Requirement> Collect each line of the entries that holds the string "wieprzowego".
* * * * *
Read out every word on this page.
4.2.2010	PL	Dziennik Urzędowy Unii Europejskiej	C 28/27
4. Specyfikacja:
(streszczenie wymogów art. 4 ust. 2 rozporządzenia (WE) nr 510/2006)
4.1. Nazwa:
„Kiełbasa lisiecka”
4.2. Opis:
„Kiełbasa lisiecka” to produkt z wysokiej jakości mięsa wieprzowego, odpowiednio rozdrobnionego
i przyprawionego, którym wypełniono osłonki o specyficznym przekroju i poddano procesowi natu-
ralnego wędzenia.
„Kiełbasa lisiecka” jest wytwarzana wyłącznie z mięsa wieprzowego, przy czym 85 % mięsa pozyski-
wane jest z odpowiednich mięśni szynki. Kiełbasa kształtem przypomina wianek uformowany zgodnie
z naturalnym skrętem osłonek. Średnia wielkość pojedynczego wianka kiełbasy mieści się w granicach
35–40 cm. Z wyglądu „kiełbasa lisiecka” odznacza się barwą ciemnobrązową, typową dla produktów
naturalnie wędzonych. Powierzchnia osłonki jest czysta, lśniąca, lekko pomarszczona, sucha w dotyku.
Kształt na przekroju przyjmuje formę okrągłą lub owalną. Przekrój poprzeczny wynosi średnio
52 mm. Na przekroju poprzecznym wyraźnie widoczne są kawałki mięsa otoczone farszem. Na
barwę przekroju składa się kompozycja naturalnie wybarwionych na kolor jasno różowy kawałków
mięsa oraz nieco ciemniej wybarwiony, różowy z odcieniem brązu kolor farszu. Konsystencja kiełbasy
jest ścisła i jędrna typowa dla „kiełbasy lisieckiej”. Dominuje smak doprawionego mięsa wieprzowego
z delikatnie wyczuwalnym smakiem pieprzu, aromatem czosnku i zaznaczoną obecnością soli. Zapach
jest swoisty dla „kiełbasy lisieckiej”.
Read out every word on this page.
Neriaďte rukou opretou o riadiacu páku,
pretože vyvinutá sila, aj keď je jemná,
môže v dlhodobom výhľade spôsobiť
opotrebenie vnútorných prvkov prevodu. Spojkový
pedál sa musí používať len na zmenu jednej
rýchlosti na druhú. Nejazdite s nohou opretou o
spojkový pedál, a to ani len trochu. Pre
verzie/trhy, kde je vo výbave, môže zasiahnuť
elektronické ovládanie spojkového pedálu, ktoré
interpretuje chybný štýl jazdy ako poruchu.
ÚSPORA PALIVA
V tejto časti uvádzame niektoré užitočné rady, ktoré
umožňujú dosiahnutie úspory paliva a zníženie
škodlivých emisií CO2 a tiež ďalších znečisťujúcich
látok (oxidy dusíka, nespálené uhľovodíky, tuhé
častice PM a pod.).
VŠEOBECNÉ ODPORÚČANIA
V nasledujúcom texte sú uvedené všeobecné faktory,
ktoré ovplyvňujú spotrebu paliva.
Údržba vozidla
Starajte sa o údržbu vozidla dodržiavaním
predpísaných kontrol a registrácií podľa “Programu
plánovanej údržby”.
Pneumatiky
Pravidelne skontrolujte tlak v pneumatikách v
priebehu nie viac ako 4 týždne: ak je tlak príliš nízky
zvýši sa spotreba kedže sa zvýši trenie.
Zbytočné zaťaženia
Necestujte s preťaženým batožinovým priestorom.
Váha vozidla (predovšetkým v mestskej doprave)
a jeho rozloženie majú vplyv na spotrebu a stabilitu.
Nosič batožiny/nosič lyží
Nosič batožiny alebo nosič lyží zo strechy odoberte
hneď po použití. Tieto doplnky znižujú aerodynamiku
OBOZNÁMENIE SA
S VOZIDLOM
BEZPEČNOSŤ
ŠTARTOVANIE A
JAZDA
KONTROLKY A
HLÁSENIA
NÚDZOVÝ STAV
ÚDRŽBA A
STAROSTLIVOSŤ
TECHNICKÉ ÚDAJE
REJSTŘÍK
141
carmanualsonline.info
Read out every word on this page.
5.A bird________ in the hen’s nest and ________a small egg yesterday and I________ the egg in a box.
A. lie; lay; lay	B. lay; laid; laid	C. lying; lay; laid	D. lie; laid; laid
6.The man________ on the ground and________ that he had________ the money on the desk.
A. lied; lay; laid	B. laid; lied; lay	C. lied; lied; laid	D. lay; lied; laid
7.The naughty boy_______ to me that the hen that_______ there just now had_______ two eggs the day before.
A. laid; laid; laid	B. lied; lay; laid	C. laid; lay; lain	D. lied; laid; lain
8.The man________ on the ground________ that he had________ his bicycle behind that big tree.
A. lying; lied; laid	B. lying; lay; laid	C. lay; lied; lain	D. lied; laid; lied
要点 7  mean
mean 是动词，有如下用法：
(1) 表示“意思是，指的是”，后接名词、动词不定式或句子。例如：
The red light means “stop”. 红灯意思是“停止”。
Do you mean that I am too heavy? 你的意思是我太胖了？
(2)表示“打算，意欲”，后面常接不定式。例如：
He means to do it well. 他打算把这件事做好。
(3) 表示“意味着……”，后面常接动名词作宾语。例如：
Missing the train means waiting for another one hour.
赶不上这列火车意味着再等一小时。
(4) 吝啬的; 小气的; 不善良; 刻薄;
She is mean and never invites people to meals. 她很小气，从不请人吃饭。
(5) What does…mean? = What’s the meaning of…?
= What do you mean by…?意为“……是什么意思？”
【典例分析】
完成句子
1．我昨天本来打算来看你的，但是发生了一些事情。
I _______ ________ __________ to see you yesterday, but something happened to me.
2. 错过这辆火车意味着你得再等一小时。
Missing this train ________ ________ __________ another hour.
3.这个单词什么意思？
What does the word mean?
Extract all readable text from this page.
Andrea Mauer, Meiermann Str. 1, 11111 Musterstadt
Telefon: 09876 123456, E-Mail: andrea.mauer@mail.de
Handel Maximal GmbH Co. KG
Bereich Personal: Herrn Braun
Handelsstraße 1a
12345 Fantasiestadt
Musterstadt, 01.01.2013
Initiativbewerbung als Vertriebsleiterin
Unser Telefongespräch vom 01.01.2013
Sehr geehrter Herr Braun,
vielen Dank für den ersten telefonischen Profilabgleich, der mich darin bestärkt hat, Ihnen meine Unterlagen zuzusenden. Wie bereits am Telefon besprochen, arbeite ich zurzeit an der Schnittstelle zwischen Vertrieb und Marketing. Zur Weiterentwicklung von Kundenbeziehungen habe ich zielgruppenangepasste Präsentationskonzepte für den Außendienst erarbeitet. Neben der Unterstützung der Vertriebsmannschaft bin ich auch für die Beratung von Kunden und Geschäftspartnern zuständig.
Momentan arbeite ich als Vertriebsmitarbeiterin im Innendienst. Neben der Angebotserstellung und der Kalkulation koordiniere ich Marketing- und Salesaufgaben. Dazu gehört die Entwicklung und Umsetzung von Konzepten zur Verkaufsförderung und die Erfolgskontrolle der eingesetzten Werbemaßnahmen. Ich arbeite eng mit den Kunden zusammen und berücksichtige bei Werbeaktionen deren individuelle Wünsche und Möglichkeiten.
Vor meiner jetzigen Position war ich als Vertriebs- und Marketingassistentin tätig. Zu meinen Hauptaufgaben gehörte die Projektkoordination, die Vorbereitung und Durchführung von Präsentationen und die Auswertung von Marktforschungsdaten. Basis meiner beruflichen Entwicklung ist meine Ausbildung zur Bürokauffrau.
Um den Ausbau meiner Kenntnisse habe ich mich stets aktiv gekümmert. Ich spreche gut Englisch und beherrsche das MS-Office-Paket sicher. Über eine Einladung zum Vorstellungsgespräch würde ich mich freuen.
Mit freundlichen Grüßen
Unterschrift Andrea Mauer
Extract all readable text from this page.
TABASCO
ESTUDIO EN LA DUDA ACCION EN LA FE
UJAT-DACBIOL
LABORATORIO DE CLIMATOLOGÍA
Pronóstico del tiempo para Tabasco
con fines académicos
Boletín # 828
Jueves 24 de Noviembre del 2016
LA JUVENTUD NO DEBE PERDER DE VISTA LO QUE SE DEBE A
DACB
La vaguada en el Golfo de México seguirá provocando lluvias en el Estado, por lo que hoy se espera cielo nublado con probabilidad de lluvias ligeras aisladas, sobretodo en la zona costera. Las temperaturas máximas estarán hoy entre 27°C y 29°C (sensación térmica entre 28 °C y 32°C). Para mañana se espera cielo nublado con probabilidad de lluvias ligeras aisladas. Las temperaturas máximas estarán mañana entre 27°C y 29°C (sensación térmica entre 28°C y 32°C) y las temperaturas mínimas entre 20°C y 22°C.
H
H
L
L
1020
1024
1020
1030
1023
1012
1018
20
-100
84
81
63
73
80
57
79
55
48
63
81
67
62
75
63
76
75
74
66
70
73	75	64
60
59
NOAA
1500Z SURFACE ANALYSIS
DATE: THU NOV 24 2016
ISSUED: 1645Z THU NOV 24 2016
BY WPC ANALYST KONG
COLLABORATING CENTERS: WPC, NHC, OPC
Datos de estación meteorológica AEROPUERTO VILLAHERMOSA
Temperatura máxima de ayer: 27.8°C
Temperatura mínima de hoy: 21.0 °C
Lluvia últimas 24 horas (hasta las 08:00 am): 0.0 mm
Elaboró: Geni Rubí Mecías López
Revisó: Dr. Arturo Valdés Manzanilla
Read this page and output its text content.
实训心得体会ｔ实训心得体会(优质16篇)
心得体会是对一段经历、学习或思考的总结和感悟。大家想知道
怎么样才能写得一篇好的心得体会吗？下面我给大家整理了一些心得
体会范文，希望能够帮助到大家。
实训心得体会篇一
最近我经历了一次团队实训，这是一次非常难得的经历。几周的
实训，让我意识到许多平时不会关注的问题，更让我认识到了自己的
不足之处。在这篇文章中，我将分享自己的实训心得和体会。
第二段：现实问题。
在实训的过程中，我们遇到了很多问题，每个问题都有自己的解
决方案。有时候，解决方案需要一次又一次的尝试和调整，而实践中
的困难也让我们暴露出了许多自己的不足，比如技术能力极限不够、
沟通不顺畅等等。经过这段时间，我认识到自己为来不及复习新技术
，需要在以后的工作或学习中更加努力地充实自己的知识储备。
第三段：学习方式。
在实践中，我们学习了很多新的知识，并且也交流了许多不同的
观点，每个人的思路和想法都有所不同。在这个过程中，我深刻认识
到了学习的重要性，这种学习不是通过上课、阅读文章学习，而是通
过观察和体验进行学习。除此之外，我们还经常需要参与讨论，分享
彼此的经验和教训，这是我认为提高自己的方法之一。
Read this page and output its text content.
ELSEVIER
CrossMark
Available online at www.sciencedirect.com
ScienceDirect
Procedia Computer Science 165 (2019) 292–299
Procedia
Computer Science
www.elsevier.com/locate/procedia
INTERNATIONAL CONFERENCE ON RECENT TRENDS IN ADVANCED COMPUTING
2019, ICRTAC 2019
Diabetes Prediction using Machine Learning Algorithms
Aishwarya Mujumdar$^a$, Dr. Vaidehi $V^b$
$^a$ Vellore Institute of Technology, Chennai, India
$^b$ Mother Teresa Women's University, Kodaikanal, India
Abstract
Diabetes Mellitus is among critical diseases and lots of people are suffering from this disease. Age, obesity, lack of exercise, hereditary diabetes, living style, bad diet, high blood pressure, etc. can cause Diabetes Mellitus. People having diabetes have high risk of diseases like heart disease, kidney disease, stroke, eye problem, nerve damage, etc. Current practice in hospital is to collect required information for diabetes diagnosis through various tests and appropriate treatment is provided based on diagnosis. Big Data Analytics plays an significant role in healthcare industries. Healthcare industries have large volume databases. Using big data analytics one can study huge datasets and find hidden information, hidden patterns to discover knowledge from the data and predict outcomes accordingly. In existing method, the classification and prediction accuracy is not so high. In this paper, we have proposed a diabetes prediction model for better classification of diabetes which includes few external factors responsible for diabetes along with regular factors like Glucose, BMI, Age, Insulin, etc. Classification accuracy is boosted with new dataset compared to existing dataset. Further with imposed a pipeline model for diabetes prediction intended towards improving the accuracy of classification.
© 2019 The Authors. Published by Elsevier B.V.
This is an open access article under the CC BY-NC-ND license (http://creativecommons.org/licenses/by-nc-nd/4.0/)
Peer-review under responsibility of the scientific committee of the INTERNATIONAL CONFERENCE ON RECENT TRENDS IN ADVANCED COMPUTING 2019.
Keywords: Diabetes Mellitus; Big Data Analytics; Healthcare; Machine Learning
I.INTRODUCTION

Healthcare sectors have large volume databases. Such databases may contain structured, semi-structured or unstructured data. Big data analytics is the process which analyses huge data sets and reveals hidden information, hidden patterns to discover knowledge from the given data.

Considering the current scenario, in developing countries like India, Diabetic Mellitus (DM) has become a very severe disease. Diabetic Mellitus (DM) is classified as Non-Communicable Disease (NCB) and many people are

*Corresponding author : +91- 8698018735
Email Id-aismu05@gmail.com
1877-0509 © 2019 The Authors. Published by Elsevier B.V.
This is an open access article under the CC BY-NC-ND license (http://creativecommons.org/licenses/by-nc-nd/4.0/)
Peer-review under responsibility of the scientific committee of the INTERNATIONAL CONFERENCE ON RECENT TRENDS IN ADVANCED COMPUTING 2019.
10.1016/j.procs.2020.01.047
* * * * *
Correct result>
„Kiełbasa lisiecka” to produkt z wysokiej jakości mięsa wieprzowego, odpowiednio rozdrobnionego
„Kiełbasa lisiecka” jest wytwarzana wyłącznie z mięsa wieprzowego, przy czym 85 % mięsa pozyski-
jest ścisła i jędrna typowa dla „kiełbasy lisieckiej”. Dominuje smak doprawionego mięsa wieprzowego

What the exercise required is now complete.